_DIRECTIVE_. Write out every entry, unchanged. Skip any picture.

_INFORMATION GIVEN_.
┄┄┄┄┄┄┄┄┄┄

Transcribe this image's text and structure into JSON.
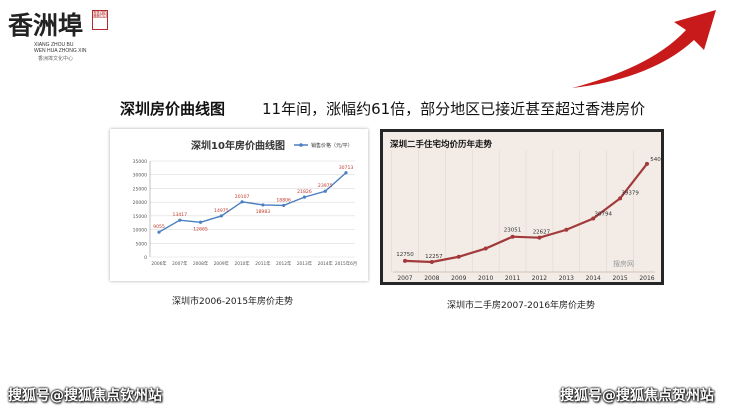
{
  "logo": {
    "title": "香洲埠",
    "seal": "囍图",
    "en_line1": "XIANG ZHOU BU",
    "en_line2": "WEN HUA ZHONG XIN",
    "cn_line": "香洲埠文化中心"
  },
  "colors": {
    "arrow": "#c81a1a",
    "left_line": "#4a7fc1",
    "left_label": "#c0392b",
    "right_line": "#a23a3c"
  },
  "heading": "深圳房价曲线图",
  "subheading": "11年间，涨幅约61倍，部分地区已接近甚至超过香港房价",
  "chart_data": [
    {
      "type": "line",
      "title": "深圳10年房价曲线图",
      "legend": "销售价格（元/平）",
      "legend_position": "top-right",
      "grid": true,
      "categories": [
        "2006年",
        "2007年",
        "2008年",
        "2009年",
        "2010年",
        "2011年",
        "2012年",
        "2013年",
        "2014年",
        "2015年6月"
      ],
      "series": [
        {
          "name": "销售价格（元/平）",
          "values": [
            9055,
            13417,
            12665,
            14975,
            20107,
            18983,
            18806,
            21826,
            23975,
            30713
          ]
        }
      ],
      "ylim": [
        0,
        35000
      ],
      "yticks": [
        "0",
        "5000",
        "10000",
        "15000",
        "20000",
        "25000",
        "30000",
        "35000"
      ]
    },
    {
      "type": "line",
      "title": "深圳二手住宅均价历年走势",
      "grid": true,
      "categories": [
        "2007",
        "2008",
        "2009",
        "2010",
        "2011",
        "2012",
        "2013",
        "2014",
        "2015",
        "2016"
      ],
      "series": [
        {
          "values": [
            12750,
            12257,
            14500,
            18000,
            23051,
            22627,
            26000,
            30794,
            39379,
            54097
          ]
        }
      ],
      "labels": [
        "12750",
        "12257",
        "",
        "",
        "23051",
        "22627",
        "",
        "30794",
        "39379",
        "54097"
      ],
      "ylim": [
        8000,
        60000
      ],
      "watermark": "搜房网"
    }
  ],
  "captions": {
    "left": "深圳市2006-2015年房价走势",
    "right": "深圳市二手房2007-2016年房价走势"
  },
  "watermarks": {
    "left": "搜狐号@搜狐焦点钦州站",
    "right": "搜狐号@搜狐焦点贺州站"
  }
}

┄┄┄┄┄┄┄┄┄┄

_RESULT FOR THIS EXERCISE_.
Transcribe this image's text and structure into JSON.
{
  "logo": {
    "title": "香洲埠",
    "seal": "囍图",
    "en_line1": "XIANG ZHOU BU",
    "en_line2": "WEN HUA ZHONG XIN",
    "cn_line": "香洲埠文化中心"
  },
  "colors": {
    "arrow": "#c81a1a",
    "left_line": "#4a7fc1",
    "left_label": "#c0392b",
    "right_line": "#a23a3c"
  },
  "heading": "深圳房价曲线图",
  "subheading": "11年间，涨幅约61倍，部分地区已接近甚至超过香港房价",
  "chart_data": [
    {
      "type": "line",
      "title": "深圳10年房价曲线图",
      "legend": "销售价格（元/平）",
      "legend_position": "top-right",
      "grid": true,
      "categories": [
        "2006年",
        "2007年",
        "2008年",
        "2009年",
        "2010年",
        "2011年",
        "2012年",
        "2013年",
        "2014年",
        "2015年6月"
      ],
      "series": [
        {
          "name": "销售价格（元/平）",
          "values": [
            9055,
            13417,
            12665,
            14975,
            20107,
            18983,
            18806,
            21826,
            23975,
            30713
          ]
        }
      ],
      "ylim": [
        0,
        35000
      ],
      "yticks": [
        "0",
        "5000",
        "10000",
        "15000",
        "20000",
        "25000",
        "30000",
        "35000"
      ]
    },
    {
      "type": "line",
      "title": "深圳二手住宅均价历年走势",
      "grid": true,
      "categories": [
        "2007",
        "2008",
        "2009",
        "2010",
        "2011",
        "2012",
        "2013",
        "2014",
        "2015",
        "2016"
      ],
      "series": [
        {
          "values": [
            12750,
            12257,
            14500,
            18000,
            23051,
            22627,
            26000,
            30794,
            39379,
            54097
          ]
        }
      ],
      "labels": [
        "12750",
        "12257",
        "",
        "",
        "23051",
        "22627",
        "",
        "30794",
        "39379",
        "54097"
      ],
      "ylim": [
        8000,
        60000
      ],
      "watermark": "搜房网"
    }
  ],
  "captions": {
    "left": "深圳市2006-2015年房价走势",
    "right": "深圳市二手房2007-2016年房价走势"
  },
  "watermarks": {
    "left": "搜狐号@搜狐焦点钦州站",
    "right": "搜狐号@搜狐焦点贺州站"
  }
}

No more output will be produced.